*** Input rows ***
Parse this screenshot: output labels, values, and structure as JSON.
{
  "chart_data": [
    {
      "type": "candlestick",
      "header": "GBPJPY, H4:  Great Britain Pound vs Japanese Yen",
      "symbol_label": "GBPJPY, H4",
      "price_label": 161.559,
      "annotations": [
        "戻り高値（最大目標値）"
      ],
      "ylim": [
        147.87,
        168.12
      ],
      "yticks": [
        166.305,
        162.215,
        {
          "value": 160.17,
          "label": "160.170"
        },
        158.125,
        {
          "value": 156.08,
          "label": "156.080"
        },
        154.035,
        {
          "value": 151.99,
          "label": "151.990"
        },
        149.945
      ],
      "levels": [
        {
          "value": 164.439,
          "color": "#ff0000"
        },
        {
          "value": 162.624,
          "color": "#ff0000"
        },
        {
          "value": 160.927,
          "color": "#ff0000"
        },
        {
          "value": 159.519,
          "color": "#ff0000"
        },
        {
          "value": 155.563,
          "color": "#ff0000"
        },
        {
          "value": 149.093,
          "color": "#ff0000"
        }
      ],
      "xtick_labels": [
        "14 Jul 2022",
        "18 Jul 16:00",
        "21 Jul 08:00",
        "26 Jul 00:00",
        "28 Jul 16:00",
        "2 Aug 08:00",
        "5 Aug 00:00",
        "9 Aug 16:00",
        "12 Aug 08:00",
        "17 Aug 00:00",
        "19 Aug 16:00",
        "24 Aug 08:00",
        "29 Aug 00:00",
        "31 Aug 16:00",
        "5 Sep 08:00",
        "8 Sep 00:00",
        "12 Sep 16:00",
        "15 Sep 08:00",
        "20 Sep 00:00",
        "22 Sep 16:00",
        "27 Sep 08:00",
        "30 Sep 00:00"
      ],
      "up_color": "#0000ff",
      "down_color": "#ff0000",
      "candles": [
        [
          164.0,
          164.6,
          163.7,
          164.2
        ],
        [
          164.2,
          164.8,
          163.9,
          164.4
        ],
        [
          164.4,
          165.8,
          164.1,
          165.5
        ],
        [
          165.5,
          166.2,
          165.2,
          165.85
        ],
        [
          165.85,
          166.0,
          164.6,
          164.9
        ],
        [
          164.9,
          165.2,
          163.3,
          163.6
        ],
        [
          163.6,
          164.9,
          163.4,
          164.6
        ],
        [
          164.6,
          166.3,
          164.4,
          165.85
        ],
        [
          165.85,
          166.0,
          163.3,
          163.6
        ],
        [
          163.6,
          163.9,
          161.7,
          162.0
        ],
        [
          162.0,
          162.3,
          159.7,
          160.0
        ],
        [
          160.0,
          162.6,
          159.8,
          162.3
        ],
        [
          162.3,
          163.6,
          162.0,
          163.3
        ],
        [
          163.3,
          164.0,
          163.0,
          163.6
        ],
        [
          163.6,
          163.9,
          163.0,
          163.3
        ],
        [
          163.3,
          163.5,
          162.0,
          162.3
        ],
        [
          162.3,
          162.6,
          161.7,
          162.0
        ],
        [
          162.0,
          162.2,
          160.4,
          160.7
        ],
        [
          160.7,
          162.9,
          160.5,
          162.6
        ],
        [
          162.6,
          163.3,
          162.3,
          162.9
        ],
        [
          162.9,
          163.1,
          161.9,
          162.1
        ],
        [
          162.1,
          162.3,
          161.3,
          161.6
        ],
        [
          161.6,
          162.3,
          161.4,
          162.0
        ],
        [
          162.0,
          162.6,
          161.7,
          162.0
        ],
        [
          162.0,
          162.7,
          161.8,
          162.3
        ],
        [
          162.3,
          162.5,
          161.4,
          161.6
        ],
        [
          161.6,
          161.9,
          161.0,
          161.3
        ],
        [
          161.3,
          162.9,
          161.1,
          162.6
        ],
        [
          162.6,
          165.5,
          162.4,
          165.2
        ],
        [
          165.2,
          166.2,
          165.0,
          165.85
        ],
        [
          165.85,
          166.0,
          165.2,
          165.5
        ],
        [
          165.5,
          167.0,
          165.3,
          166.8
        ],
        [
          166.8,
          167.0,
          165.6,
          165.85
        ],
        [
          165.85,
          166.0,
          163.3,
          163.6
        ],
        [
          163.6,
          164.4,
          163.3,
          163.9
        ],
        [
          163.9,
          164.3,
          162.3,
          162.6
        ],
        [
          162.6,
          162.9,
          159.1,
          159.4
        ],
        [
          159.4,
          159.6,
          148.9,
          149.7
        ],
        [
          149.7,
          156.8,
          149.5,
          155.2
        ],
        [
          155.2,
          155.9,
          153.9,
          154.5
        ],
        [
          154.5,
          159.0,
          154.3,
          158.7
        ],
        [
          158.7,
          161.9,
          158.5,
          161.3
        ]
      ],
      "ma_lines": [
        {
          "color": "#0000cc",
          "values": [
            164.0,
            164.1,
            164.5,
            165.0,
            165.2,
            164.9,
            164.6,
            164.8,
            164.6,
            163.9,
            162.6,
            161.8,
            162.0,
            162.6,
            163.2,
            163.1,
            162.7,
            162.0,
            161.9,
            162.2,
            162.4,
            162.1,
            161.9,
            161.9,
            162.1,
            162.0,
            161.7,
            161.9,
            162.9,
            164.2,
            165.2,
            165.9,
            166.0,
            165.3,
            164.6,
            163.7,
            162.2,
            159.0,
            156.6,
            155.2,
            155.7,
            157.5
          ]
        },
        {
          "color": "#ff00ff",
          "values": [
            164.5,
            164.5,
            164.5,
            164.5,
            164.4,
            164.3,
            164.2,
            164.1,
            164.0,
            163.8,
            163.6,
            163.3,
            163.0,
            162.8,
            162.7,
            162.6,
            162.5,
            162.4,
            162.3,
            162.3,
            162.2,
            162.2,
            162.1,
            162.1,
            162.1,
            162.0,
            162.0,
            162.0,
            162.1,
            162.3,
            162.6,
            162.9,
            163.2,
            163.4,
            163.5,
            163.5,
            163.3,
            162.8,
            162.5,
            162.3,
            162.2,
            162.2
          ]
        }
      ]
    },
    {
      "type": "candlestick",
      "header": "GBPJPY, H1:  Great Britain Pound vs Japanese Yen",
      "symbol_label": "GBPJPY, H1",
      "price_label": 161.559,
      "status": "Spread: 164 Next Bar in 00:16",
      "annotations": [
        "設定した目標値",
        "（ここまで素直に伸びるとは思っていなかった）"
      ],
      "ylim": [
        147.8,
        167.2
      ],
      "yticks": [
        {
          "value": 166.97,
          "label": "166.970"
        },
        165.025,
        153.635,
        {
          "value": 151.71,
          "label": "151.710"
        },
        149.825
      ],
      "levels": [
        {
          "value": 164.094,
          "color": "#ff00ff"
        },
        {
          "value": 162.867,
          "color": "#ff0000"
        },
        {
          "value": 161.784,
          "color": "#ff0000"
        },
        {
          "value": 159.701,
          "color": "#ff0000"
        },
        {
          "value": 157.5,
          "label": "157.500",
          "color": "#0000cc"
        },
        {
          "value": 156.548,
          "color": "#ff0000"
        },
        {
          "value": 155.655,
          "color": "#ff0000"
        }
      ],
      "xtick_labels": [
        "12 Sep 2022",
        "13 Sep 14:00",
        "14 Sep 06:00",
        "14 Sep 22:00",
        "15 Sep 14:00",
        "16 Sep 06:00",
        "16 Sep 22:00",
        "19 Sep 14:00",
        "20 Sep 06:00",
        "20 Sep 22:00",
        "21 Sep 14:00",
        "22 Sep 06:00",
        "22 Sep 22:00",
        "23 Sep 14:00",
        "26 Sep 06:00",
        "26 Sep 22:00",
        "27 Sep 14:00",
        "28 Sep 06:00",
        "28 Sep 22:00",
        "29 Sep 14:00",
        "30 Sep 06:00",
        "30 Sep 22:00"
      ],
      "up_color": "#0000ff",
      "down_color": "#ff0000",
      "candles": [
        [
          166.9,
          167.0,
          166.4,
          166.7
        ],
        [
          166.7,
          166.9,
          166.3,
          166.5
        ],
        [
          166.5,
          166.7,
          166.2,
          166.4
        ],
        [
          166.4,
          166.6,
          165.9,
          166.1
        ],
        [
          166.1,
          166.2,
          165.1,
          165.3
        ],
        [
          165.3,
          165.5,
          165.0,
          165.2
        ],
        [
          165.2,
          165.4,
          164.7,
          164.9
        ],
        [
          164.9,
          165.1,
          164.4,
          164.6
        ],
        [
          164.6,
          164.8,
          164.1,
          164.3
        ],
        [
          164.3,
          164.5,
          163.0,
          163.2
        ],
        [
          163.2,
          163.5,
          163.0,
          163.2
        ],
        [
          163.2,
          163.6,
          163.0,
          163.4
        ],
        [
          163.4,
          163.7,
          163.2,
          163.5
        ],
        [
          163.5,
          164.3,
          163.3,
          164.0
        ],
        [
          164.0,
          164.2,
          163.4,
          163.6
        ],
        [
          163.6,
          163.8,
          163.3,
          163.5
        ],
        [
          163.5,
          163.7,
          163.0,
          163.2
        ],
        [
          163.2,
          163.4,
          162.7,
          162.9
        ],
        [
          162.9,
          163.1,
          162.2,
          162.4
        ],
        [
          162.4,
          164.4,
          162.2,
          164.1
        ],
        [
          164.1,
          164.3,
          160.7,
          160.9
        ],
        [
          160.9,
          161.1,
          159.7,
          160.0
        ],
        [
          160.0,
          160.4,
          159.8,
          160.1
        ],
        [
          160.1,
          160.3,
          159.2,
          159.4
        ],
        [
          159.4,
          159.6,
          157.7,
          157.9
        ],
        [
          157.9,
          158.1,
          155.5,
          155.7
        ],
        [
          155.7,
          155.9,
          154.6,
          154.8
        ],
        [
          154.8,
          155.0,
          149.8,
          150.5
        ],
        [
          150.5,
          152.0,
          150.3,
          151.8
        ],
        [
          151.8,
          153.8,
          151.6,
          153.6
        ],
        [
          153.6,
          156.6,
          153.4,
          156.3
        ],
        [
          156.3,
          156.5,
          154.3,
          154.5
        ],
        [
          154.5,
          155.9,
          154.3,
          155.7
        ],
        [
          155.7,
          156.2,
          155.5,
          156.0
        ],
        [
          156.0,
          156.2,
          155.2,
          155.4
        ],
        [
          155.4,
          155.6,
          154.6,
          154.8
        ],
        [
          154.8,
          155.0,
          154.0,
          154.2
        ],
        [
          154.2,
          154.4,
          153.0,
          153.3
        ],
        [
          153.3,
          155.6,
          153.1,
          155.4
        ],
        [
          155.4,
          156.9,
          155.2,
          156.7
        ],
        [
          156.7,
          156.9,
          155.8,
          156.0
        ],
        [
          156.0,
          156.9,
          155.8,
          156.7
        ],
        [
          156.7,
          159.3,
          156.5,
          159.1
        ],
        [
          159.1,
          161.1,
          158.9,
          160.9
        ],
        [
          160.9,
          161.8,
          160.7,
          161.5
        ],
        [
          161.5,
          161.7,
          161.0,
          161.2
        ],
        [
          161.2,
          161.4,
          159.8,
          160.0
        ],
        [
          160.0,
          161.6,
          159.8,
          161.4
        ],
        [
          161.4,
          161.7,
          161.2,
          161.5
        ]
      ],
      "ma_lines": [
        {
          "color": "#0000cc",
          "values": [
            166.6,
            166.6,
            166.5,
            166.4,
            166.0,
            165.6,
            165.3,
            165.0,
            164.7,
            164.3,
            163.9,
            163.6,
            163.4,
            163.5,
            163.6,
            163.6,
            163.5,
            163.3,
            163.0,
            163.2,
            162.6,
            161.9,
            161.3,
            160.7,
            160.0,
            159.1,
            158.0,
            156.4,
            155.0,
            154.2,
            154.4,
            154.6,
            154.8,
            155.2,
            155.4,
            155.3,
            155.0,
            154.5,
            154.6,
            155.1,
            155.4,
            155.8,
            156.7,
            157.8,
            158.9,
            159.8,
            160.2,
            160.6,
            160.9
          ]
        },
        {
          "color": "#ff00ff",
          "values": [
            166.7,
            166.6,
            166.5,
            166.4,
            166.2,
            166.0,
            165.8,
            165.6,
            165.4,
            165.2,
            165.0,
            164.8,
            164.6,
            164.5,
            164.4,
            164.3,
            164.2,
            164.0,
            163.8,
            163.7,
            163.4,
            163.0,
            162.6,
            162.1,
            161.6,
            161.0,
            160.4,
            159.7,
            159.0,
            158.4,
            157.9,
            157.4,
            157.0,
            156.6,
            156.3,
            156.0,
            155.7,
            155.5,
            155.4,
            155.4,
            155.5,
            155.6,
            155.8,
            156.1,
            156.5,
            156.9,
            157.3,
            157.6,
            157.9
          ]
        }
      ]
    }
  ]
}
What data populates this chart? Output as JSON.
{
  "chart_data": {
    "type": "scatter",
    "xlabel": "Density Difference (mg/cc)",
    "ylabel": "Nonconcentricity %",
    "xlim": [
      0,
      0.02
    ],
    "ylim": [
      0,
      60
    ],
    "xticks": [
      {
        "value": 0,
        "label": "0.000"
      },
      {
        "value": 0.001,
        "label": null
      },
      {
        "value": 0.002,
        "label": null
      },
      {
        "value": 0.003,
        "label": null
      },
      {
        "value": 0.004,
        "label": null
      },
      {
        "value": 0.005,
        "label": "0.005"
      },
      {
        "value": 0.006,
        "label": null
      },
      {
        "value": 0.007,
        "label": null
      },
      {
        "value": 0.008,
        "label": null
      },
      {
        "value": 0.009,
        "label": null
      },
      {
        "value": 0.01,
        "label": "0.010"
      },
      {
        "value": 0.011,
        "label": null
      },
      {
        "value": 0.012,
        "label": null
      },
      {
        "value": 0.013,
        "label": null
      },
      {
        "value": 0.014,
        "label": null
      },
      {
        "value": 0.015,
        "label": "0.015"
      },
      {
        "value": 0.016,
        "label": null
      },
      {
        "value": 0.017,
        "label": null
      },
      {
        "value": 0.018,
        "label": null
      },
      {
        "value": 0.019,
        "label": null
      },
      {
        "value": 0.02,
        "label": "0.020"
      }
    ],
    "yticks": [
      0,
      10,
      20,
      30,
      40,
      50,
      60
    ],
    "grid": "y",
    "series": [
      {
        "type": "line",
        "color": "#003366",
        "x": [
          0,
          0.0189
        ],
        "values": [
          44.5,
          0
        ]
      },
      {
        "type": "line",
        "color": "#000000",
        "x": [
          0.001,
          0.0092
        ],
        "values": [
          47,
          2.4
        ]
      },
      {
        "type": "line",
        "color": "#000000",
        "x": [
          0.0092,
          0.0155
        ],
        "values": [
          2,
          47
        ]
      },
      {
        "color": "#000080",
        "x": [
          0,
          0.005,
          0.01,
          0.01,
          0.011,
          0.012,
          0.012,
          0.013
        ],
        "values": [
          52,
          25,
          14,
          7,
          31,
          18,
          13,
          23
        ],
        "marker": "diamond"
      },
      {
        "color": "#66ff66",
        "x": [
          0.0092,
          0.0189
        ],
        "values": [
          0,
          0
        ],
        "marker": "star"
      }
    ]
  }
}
***
| Prompt |
Find the word "GBPJPY" in the records and pull out each line that has it.

| Response to the task |
      "header": "GBPJPY, H4:  Great Britain Pound vs Japanese Yen",
      "symbol_label": "GBPJPY, H4",
      "header": "GBPJPY, H1:  Great Britain Pound vs Japanese Yen",
      "symbol_label": "GBPJPY, H1",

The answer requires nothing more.